--- Start of Material supplied ---
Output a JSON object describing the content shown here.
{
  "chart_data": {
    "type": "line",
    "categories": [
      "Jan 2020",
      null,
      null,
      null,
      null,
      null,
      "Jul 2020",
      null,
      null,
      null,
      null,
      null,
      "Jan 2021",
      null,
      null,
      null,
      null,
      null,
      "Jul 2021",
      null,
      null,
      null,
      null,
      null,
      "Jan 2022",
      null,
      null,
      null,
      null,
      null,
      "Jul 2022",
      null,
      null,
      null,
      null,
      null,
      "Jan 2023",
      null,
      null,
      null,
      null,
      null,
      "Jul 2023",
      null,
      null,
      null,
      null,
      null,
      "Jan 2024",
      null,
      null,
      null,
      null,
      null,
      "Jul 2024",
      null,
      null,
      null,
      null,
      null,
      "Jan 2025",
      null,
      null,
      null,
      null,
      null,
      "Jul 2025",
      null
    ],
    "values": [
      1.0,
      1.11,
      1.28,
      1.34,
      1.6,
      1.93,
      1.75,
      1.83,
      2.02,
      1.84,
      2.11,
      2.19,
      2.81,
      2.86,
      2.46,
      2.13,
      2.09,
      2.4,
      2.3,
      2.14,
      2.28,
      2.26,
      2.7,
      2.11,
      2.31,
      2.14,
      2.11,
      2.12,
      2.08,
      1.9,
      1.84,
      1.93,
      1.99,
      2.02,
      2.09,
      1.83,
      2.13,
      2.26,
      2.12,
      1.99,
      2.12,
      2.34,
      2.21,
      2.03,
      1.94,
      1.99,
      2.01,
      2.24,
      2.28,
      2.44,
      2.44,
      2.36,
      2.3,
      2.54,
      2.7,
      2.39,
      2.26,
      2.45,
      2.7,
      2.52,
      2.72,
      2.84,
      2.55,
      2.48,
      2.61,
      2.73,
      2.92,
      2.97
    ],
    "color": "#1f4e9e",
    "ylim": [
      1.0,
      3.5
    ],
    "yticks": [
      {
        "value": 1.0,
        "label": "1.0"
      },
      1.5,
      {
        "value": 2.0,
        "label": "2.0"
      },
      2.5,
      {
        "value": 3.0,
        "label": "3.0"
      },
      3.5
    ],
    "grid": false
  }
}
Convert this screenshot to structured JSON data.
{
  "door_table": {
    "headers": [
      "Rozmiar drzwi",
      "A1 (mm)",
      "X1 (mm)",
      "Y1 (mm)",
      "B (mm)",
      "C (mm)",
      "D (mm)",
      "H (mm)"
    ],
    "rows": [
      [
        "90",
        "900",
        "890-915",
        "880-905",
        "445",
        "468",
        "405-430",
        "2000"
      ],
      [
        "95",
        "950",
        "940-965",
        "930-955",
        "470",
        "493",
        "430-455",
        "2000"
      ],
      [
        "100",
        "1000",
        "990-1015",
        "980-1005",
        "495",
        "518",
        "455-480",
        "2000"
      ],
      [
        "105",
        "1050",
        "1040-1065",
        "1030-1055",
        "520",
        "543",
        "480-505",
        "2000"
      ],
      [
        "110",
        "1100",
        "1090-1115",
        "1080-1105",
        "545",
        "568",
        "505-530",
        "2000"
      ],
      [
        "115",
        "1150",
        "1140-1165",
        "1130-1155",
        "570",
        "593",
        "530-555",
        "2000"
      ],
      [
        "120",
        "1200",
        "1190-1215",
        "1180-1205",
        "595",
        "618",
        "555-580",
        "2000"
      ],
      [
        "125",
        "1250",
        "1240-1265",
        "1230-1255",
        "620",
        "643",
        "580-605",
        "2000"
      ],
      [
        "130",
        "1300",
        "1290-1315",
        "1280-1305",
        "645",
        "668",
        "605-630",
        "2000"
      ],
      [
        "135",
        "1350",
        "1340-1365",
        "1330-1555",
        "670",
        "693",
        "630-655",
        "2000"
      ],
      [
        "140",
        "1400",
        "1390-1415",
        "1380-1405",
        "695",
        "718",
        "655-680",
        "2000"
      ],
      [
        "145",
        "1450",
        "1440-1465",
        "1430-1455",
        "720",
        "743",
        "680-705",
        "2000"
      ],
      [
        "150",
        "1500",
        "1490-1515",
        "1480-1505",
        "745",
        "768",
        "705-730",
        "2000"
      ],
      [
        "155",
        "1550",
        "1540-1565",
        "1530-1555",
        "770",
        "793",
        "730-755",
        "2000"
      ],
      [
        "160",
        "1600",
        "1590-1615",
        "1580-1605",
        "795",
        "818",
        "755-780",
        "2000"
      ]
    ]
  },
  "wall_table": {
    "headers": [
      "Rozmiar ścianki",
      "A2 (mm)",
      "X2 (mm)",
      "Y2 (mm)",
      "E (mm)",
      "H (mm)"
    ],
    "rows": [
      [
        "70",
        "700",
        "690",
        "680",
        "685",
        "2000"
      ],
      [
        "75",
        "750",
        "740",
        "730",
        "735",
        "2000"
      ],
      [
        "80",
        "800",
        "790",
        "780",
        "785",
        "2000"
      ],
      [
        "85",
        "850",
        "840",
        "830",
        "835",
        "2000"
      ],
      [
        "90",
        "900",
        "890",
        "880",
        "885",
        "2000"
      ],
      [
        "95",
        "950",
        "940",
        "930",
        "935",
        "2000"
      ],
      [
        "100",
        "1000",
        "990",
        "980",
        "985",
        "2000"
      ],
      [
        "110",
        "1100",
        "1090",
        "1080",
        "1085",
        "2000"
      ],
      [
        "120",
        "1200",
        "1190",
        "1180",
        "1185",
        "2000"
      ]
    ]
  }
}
--- End of Material supplied ---
--- Start of Material supplied ---
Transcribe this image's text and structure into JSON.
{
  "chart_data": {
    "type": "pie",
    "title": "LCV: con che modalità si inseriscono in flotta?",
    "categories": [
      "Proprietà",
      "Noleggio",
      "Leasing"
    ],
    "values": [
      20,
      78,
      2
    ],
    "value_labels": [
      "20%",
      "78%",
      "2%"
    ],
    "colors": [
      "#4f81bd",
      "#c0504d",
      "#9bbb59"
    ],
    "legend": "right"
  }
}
--- End of Material supplied ---
> _Goal_: Copy out every line of the data that includes the word "JSON".

> _Complete response_:
Output a JSON object describing the content shown here.
Convert this screenshot to structured JSON data.
Transcribe this image's text and structure into JSON.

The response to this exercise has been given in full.